Set problem – Scan the data below. Pull out each line where "JSON" occurs.

Material for this task –
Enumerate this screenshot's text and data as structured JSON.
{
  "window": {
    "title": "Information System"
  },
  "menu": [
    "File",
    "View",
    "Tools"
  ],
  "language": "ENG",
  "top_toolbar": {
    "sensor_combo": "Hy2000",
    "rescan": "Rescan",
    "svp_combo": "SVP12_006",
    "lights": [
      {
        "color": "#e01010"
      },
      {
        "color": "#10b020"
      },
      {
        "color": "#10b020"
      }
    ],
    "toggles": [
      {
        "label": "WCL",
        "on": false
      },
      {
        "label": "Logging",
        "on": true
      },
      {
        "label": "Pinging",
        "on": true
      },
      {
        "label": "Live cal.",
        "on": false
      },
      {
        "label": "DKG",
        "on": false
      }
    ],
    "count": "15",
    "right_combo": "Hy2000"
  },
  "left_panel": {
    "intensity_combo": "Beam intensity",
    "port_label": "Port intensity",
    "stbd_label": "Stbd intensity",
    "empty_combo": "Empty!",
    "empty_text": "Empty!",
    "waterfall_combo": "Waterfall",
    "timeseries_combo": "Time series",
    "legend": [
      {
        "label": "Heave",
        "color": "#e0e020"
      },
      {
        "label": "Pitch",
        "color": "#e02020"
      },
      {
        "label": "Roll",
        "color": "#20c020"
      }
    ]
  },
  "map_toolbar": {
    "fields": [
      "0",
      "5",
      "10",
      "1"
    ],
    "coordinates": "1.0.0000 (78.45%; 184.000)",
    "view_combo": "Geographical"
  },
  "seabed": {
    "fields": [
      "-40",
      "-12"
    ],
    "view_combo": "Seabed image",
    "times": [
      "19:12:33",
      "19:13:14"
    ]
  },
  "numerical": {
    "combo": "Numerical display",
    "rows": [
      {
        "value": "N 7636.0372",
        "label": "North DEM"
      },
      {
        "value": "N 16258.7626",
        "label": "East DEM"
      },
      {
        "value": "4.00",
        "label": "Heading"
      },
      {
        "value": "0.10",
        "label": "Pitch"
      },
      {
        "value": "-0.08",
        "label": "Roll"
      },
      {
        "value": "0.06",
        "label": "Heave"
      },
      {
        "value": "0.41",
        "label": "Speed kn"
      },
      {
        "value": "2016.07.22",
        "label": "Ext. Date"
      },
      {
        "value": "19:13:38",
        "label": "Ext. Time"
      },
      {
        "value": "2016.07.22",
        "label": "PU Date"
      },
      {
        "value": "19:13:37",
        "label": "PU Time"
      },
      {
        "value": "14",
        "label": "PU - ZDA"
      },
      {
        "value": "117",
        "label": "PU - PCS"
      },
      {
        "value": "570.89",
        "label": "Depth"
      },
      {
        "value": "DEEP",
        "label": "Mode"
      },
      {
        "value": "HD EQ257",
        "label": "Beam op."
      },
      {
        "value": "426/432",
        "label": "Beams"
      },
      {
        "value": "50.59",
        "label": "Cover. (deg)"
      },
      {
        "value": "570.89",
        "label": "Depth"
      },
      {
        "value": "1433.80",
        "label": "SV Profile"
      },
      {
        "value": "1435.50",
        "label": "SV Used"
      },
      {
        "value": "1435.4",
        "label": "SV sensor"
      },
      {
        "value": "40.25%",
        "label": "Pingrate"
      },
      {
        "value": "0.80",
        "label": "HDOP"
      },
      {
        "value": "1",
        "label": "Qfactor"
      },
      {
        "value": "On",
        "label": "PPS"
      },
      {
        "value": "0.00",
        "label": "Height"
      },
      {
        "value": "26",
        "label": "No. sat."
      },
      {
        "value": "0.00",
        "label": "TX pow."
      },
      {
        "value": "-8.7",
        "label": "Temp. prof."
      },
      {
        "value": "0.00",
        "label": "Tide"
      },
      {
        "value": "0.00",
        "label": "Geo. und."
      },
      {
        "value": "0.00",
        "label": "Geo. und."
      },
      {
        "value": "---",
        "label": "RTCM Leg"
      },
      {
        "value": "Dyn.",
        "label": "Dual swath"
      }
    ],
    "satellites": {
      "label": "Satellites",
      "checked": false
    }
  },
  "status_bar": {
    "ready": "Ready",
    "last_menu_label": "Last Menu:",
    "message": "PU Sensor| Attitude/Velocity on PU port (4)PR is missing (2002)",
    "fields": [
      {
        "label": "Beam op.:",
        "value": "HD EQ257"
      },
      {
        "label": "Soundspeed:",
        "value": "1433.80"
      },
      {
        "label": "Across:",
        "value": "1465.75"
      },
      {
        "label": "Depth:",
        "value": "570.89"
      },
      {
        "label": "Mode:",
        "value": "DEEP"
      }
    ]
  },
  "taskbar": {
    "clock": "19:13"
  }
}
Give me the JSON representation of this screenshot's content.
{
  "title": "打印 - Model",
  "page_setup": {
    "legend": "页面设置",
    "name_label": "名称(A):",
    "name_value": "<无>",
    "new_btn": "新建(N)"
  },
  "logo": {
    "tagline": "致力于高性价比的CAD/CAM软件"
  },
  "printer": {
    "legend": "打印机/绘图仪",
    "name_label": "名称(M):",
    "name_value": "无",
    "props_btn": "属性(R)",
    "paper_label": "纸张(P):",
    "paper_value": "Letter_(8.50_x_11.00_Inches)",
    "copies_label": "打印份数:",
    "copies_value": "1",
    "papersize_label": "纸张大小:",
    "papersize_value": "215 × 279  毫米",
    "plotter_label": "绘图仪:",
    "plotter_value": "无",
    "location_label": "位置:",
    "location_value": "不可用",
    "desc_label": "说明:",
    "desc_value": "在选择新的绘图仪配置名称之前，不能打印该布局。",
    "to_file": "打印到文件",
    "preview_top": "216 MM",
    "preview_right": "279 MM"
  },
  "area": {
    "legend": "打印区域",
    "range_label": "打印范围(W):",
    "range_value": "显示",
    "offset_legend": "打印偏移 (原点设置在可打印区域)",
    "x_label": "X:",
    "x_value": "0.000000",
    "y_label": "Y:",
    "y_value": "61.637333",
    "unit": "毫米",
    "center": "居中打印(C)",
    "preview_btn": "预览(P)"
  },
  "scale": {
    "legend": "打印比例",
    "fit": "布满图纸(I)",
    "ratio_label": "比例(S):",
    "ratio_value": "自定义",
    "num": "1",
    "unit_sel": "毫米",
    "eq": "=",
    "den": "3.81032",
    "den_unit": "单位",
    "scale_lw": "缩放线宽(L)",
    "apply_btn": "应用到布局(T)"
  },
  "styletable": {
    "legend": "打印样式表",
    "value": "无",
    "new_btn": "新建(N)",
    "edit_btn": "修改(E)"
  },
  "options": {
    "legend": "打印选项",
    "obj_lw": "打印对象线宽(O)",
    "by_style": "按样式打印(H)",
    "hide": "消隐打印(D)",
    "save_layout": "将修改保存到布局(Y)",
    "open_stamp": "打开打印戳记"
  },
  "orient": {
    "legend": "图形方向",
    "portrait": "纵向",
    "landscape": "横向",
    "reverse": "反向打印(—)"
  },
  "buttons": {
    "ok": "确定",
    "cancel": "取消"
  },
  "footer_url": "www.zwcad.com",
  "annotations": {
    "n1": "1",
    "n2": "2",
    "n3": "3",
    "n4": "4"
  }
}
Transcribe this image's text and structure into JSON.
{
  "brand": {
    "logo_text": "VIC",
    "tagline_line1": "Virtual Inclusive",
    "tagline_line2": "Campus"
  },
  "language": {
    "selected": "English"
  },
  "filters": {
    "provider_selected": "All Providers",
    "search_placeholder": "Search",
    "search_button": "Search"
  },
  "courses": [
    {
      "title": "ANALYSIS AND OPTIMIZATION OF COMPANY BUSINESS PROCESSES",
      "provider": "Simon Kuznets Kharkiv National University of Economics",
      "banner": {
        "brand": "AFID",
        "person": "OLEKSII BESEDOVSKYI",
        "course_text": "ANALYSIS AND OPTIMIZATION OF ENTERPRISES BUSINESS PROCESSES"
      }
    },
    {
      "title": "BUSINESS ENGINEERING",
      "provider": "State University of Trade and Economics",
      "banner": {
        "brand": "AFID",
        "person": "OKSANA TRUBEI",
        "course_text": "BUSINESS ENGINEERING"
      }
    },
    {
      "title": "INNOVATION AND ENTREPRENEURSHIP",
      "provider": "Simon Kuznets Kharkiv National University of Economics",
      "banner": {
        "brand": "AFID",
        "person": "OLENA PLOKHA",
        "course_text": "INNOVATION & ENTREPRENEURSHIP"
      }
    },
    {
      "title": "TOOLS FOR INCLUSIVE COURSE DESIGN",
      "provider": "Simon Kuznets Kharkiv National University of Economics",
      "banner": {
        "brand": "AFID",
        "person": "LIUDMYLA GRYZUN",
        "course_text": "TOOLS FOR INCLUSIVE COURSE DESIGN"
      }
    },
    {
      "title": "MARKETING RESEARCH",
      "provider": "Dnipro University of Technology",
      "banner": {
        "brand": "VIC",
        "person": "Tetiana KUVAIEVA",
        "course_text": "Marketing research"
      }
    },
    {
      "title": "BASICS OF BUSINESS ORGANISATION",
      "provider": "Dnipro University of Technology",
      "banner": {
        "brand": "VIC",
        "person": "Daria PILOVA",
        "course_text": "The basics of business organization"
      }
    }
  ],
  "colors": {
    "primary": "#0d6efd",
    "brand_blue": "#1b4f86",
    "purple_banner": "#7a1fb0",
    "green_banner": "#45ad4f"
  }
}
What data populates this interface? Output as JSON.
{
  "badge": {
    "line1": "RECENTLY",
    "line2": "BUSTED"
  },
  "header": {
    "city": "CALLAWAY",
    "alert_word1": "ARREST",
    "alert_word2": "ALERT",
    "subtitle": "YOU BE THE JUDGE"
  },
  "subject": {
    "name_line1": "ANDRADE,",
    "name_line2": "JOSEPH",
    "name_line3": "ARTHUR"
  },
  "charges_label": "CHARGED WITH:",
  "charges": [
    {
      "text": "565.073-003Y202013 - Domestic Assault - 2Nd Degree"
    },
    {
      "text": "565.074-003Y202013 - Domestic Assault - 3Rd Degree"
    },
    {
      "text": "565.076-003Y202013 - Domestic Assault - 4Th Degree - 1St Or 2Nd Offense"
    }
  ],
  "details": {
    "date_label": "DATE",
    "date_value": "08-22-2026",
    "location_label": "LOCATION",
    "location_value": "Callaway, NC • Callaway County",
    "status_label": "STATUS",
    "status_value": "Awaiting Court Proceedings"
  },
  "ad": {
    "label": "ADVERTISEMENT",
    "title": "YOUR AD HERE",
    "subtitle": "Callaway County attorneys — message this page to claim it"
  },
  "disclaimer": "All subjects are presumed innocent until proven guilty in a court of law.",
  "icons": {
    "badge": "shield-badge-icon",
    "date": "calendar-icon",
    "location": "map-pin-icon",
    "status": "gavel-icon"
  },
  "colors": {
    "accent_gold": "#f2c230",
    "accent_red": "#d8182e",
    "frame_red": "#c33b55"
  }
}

Solution below –
Enumerate this screenshot's text and data as structured JSON.
Give me the JSON representation of this screenshot's content.
Transcribe this image's text and structure into JSON.
What data populates this interface? Output as JSON.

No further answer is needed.